• [Data provided]:

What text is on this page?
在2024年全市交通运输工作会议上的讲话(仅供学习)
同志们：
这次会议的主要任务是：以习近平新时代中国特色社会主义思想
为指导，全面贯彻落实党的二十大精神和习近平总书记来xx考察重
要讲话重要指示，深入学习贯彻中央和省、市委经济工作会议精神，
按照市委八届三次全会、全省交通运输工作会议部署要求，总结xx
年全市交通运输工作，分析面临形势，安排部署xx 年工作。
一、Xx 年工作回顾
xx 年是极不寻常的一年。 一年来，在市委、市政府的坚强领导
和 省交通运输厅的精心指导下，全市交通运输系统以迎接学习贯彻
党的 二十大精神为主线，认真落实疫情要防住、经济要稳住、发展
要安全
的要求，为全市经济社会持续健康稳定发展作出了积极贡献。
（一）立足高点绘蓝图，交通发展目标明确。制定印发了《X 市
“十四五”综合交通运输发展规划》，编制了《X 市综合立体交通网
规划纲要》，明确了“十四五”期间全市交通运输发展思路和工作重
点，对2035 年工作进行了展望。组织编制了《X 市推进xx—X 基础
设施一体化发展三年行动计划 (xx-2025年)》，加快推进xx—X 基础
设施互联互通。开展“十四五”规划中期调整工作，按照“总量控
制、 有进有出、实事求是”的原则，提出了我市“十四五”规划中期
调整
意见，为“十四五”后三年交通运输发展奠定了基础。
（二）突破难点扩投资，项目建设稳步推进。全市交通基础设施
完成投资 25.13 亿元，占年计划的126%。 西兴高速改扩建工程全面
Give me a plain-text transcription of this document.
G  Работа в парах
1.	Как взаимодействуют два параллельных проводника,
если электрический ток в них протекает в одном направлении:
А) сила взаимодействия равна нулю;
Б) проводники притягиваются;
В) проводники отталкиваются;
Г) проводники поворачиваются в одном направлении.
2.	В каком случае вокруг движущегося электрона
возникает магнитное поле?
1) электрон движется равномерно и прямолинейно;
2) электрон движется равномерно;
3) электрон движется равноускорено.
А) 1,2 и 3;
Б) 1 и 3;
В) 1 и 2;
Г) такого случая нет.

• [Written instruction]: Repeat all entries. Match them exactly.

• [Answer for the task]:
What text is on this page?
在2024年全市交通运输工作会议上的讲话(仅供学习)
同志们：
这次会议的主要任务是：以习近平新时代中国特色社会主义思想
为指导，全面贯彻落实党的二十大精神和习近平总书记来xx考察重
要讲话重要指示，深入学习贯彻中央和省、市委经济工作会议精神，
按照市委八届三次全会、全省交通运输工作会议部署要求，总结xx
年全市交通运输工作，分析面临形势，安排部署xx 年工作。
一、Xx 年工作回顾
xx 年是极不寻常的一年。 一年来，在市委、市政府的坚强领导
和 省交通运输厅的精心指导下，全市交通运输系统以迎接学习贯彻
党的 二十大精神为主线，认真落实疫情要防住、经济要稳住、发展
要安全
的要求，为全市经济社会持续健康稳定发展作出了积极贡献。
（一）立足高点绘蓝图，交通发展目标明确。制定印发了《X 市
“十四五”综合交通运输发展规划》，编制了《X 市综合立体交通网
规划纲要》，明确了“十四五”期间全市交通运输发展思路和工作重
点，对2035 年工作进行了展望。组织编制了《X 市推进xx—X 基础
设施一体化发展三年行动计划 (xx-2025年)》，加快推进xx—X 基础
设施互联互通。开展“十四五”规划中期调整工作，按照“总量控
制、 有进有出、实事求是”的原则，提出了我市“十四五”规划中期
调整
意见，为“十四五”后三年交通运输发展奠定了基础。
（二）突破难点扩投资，项目建设稳步推进。全市交通基础设施
完成投资 25.13 亿元，占年计划的126%。 西兴高速改扩建工程全面
Give me a plain-text transcription of this document.
G  Работа в парах
1.	Как взаимодействуют два параллельных проводника,
если электрический ток в них протекает в одном направлении:
А) сила взаимодействия равна нулю;
Б) проводники притягиваются;
В) проводники отталкиваются;
Г) проводники поворачиваются в одном направлении.
2.	В каком случае вокруг движущегося электрона
возникает магнитное поле?
1) электрон движется равномерно и прямолинейно;
2) электрон движется равномерно;
3) электрон движется равноускорено.
А) 1,2 и 3;
Б) 1 и 3;
В) 1 и 2;
Г) такого случая нет.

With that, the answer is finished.